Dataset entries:
========================================
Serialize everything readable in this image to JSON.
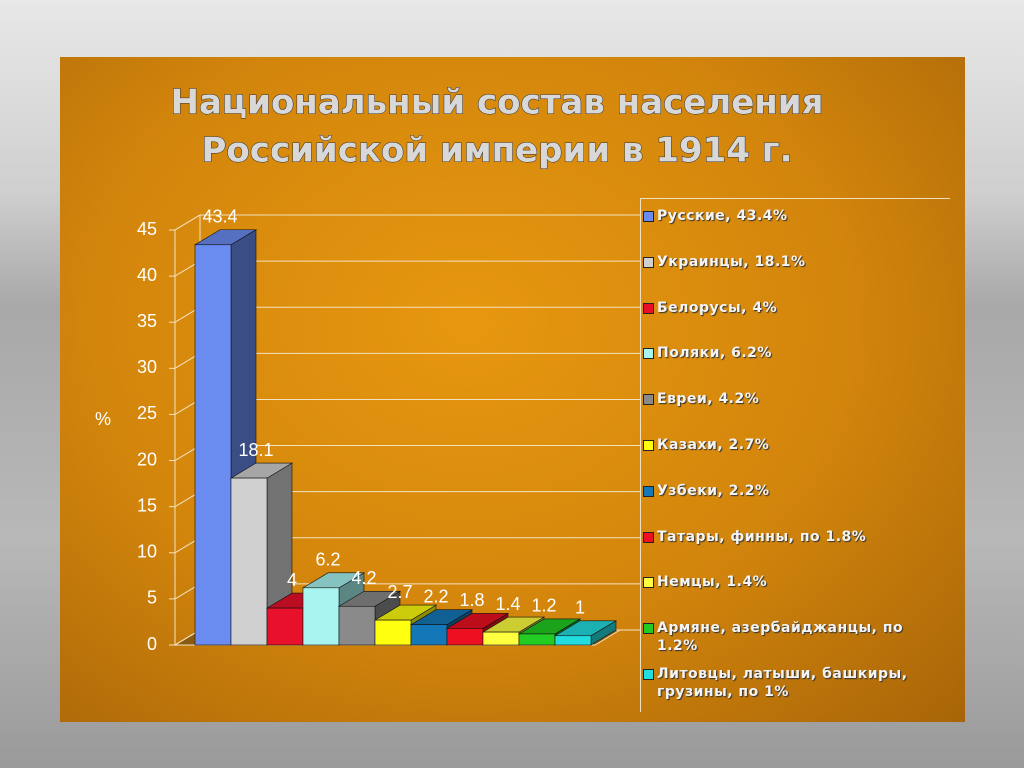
{
  "chart_data": {
    "type": "bar3d",
    "title": [
      "Национальный состав населения",
      "Российской империи в 1914 г."
    ],
    "y_label": "%",
    "ylim": [
      0,
      45
    ],
    "yticks": [
      0,
      5,
      10,
      15,
      20,
      25,
      30,
      35,
      40,
      45
    ],
    "grid": true,
    "legend": "right",
    "series": [
      {
        "name": "Русские, 43.4%",
        "color": "#6a8cf0",
        "values": [
          43.4
        ]
      },
      {
        "name": "Украинцы, 18.1%",
        "color": "#d0d0d0",
        "values": [
          18.1
        ]
      },
      {
        "name": "Белорусы, 4%",
        "color": "#e8102a",
        "values": [
          4
        ]
      },
      {
        "name": "Поляки, 6.2%",
        "color": "#a8f4f0",
        "values": [
          6.2
        ]
      },
      {
        "name": "Евреи, 4.2%",
        "color": "#8a8a8a",
        "values": [
          4.2
        ]
      },
      {
        "name": "Казахи, 2.7%",
        "color": "#ffff10",
        "values": [
          2.7
        ]
      },
      {
        "name": "Узбеки, 2.2%",
        "color": "#1478b8",
        "values": [
          2.2
        ]
      },
      {
        "name": "Татары, финны, по 1.8%",
        "color": "#ee1020",
        "values": [
          1.8
        ]
      },
      {
        "name": "Немцы, 1.4%",
        "color": "#ffff40",
        "values": [
          1.4
        ]
      },
      {
        "name": "Армяне, азербайджанцы, по 1.2%",
        "color": "#22cc22",
        "values": [
          1.2
        ]
      },
      {
        "name": "Литовцы, латыши, башкиры, грузины, по 1%",
        "color": "#22dde0",
        "values": [
          1
        ]
      }
    ]
  }
}
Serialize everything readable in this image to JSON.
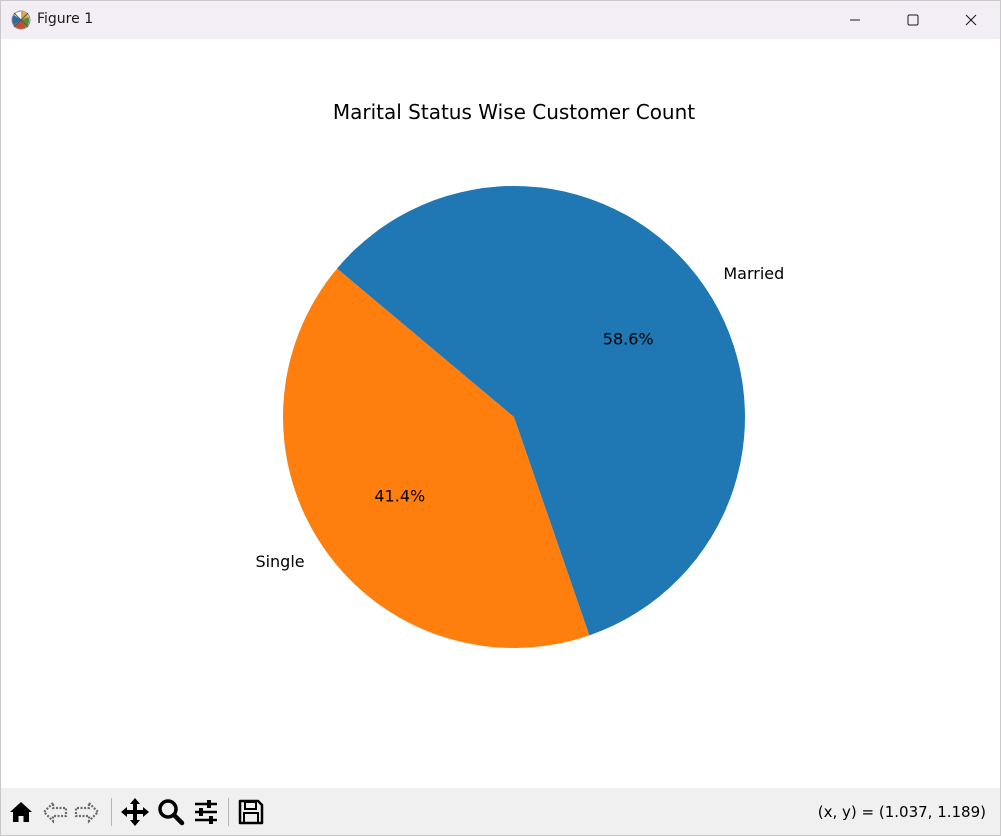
{
  "window": {
    "title": "Figure 1",
    "controls": {
      "minimize": "minimize",
      "maximize": "maximize",
      "close": "close"
    }
  },
  "toolbar": {
    "buttons": [
      {
        "name": "home",
        "icon": "home-icon"
      },
      {
        "name": "back",
        "icon": "back-arrow-icon"
      },
      {
        "name": "forward",
        "icon": "forward-arrow-icon"
      },
      {
        "name": "pan",
        "icon": "move-icon"
      },
      {
        "name": "zoom",
        "icon": "zoom-icon"
      },
      {
        "name": "configure-subplots",
        "icon": "sliders-icon"
      },
      {
        "name": "save",
        "icon": "save-icon"
      }
    ],
    "coords": "(x, y) = (1.037, 1.189)"
  },
  "chart_data": {
    "type": "pie",
    "title": "Marital Status Wise Customer Count",
    "slices": [
      {
        "label": "Single",
        "value": 41.4,
        "pct_label": "41.4%",
        "color": "#ff7f0e"
      },
      {
        "label": "Married",
        "value": 58.6,
        "pct_label": "58.6%",
        "color": "#1f77b4"
      }
    ],
    "start_angle": 140,
    "counterclockwise": true,
    "autopct": "%1.1f%%",
    "legend": "none"
  }
}
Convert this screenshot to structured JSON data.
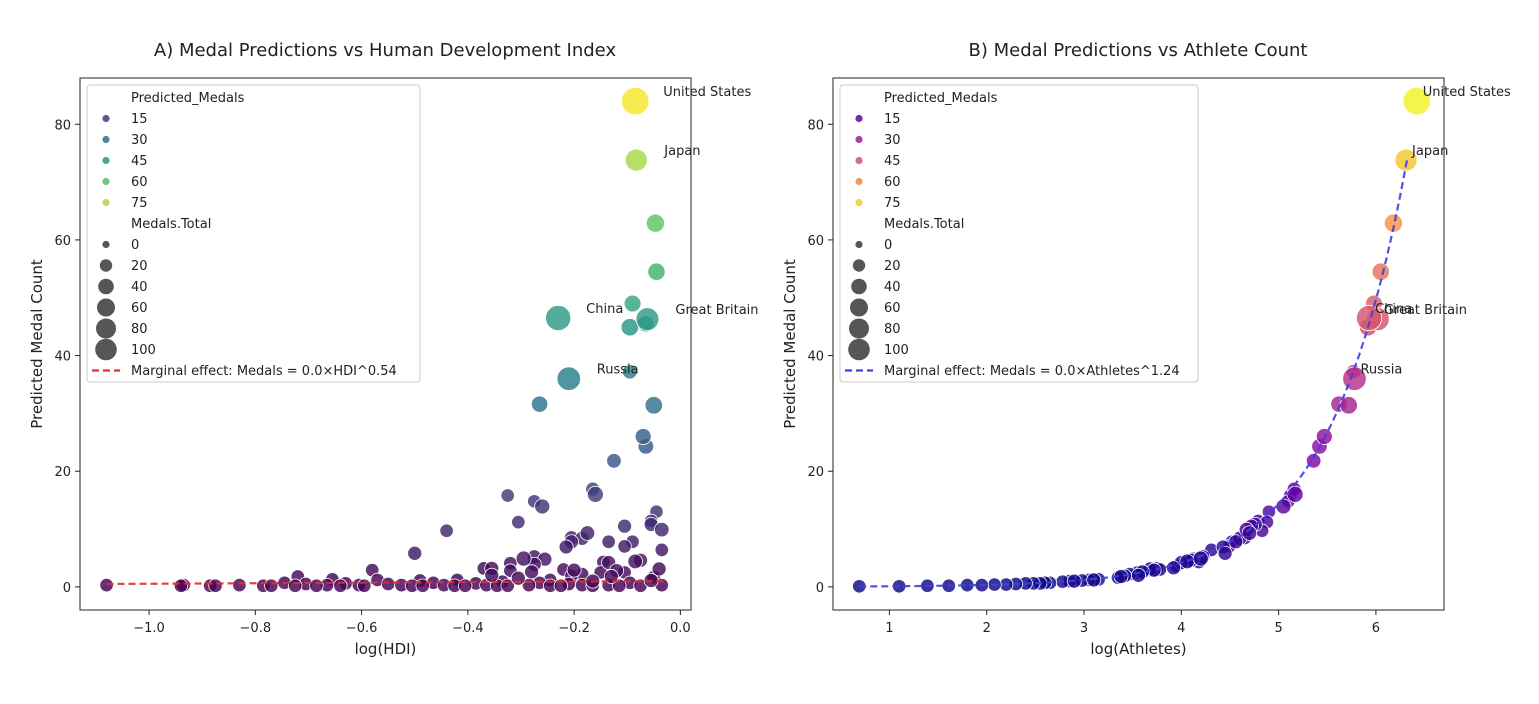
========================================
** EXERCISE **
All records should be output exactly, with the pictures left out.

** WORKED SOLUTION **
Serialize everything readable in this image to JSON.
{
  "chart_data": {
    "type": "bar3d",
    "title": [
      "Национальный состав населения",
      "Российской империи в 1914 г."
    ],
    "y_label": "%",
    "ylim": [
      0,
      45
    ],
    "yticks": [
      0,
      5,
      10,
      15,
      20,
      25,
      30,
      35,
      40,
      45
    ],
    "grid": true,
    "legend": "right",
    "series": [
      {
        "name": "Русские, 43.4%",
        "color": "#6a8cf0",
        "values": [
          43.4
        ]
      },
      {
        "name": "Украинцы, 18.1%",
        "color": "#d0d0d0",
        "values": [
          18.1
        ]
      },
      {
        "name": "Белорусы, 4%",
        "color": "#e8102a",
        "values": [
          4
        ]
      },
      {
        "name": "Поляки, 6.2%",
        "color": "#a8f4f0",
        "values": [
          6.2
        ]
      },
      {
        "name": "Евреи, 4.2%",
        "color": "#8a8a8a",
        "values": [
          4.2
        ]
      },
      {
        "name": "Казахи, 2.7%",
        "color": "#ffff10",
        "values": [
          2.7
        ]
      },
      {
        "name": "Узбеки, 2.2%",
        "color": "#1478b8",
        "values": [
          2.2
        ]
      },
      {
        "name": "Татары, финны, по 1.8%",
        "color": "#ee1020",
        "values": [
          1.8
        ]
      },
      {
        "name": "Немцы, 1.4%",
        "color": "#ffff40",
        "values": [
          1.4
        ]
      },
      {
        "name": "Армяне, азербайджанцы, по 1.2%",
        "color": "#22cc22",
        "values": [
          1.2
        ]
      },
      {
        "name": "Литовцы, латыши, башкиры, грузины, по 1%",
        "color": "#22dde0",
        "values": [
          1
        ]
      }
    ]
  }
}
Serialize everything readable in this image to JSON.
{
  "window": {
    "title": "Figure 1",
    "controls": {
      "minimize": "minimize",
      "maximize": "maximize",
      "close": "close"
    }
  },
  "toolbar": {
    "buttons": [
      {
        "name": "home",
        "icon": "home-icon"
      },
      {
        "name": "back",
        "icon": "back-arrow-icon"
      },
      {
        "name": "forward",
        "icon": "forward-arrow-icon"
      },
      {
        "name": "pan",
        "icon": "move-icon"
      },
      {
        "name": "zoom",
        "icon": "zoom-icon"
      },
      {
        "name": "configure-subplots",
        "icon": "sliders-icon"
      },
      {
        "name": "save",
        "icon": "save-icon"
      }
    ],
    "coords": "(x, y) = (1.037, 1.189)"
  },
  "chart_data": {
    "type": "pie",
    "title": "Marital Status Wise Customer Count",
    "slices": [
      {
        "label": "Single",
        "value": 41.4,
        "pct_label": "41.4%",
        "color": "#ff7f0e"
      },
      {
        "label": "Married",
        "value": 58.6,
        "pct_label": "58.6%",
        "color": "#1f77b4"
      }
    ],
    "start_angle": 140,
    "counterclockwise": true,
    "autopct": "%1.1f%%",
    "legend": "none"
  }
}
Convert this screenshot to structured JSON data.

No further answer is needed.